INPUT ROWS>
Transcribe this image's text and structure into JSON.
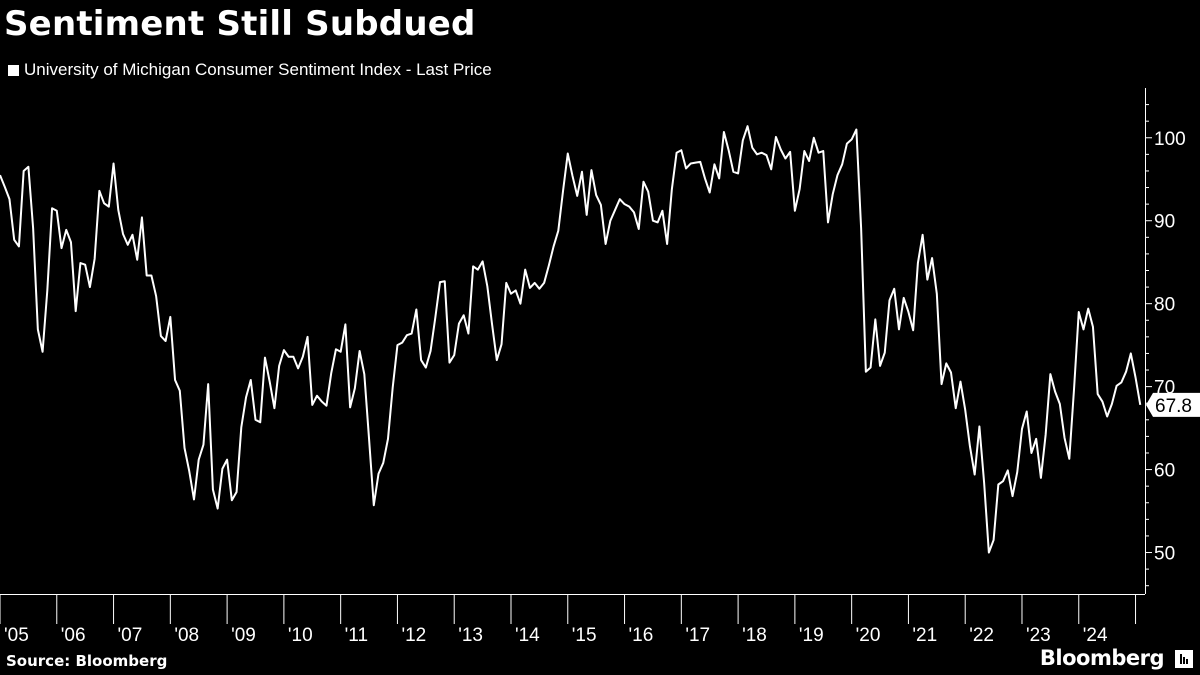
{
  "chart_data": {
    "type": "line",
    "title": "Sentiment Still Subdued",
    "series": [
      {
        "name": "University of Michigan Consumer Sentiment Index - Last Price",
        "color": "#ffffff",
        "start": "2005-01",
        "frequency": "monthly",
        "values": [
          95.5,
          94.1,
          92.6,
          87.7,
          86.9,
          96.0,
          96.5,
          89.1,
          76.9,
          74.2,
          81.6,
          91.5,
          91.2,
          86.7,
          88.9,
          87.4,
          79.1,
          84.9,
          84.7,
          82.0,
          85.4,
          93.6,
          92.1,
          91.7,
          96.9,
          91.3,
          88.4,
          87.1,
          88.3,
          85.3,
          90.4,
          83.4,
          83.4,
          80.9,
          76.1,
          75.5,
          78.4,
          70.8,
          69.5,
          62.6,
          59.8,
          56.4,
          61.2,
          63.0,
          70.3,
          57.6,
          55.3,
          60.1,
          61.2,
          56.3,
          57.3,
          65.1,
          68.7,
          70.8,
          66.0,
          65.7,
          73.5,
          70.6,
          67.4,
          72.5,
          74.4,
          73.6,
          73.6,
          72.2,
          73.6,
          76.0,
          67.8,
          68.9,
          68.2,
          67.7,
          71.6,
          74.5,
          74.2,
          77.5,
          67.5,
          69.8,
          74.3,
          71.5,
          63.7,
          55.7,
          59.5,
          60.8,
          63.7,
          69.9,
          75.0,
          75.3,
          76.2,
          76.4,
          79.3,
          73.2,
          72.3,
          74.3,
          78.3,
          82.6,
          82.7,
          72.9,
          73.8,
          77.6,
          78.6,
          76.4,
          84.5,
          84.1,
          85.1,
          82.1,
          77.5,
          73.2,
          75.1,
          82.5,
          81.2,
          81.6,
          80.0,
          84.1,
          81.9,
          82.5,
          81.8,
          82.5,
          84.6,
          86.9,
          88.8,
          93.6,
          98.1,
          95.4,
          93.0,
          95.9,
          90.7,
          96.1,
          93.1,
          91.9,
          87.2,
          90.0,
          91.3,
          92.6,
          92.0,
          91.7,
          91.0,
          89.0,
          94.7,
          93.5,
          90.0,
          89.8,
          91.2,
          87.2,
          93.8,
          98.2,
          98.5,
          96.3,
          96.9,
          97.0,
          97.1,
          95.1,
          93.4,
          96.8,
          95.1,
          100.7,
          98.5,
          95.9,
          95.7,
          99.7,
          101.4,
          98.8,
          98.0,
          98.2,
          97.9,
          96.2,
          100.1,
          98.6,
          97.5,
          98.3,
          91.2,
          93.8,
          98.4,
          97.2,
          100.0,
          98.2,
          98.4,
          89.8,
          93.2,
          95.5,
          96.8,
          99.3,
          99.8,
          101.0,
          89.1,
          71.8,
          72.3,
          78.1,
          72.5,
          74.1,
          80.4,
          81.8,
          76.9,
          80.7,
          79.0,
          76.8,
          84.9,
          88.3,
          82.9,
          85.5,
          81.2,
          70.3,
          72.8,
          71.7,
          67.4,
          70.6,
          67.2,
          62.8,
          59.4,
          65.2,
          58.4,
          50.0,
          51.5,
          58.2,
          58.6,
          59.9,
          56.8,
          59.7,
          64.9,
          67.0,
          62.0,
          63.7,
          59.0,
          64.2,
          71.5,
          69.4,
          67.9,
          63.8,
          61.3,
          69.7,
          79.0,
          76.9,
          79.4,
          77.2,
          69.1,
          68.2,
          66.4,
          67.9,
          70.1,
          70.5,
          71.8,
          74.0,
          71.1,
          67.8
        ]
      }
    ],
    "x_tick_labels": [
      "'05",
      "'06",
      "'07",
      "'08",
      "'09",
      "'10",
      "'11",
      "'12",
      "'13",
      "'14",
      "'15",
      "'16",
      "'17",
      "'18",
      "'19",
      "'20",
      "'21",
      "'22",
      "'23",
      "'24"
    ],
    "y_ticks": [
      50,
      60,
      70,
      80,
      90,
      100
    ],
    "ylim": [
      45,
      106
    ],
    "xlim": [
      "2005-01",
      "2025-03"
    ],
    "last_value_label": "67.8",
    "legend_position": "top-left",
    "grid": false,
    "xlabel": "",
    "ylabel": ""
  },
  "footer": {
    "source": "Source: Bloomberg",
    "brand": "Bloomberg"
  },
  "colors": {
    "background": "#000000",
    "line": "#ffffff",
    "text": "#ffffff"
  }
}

AIM>
Count the lines that hold the string "Sentiment", and reply with that number alone.

WRITTEN REPLY>
2